◆ **Dataset listings of figures**:
>>>

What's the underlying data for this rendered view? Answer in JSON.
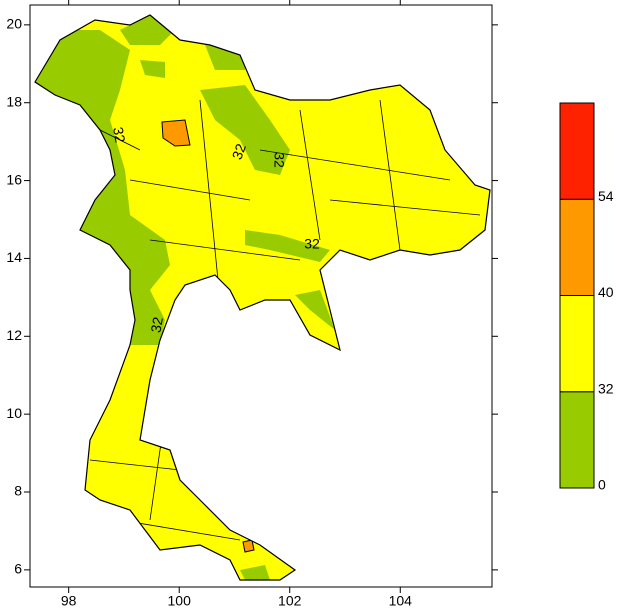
{
  "chart_data": {
    "type": "contour-map",
    "xlim": [
      97.3,
      105.66
    ],
    "ylim": [
      5.56,
      20.51
    ],
    "xticks": [
      98,
      100,
      102,
      104
    ],
    "yticks": [
      6,
      8,
      10,
      12,
      14,
      16,
      18,
      20
    ],
    "contour_labels": [
      "32",
      "32",
      "32",
      "32",
      "32"
    ],
    "colorbar": {
      "levels": [
        0,
        32,
        40,
        54
      ],
      "colors": [
        "#99cc00",
        "#ffff00",
        "#ff9900",
        "#ff2200"
      ]
    }
  }
}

<<<

◆ **Problem statement**: Exactly reproduce the entries above, minus the pictures.

◆ **Task result**:
What's the underlying data for this rendered view? Answer in JSON.
{
  "chart_data": {
    "type": "contour-map",
    "xlim": [
      97.3,
      105.66
    ],
    "ylim": [
      5.56,
      20.51
    ],
    "xticks": [
      98,
      100,
      102,
      104
    ],
    "yticks": [
      6,
      8,
      10,
      12,
      14,
      16,
      18,
      20
    ],
    "contour_labels": [
      "32",
      "32",
      "32",
      "32",
      "32"
    ],
    "colorbar": {
      "levels": [
        0,
        32,
        40,
        54
      ],
      "colors": [
        "#99cc00",
        "#ffff00",
        "#ff9900",
        "#ff2200"
      ]
    }
  }
}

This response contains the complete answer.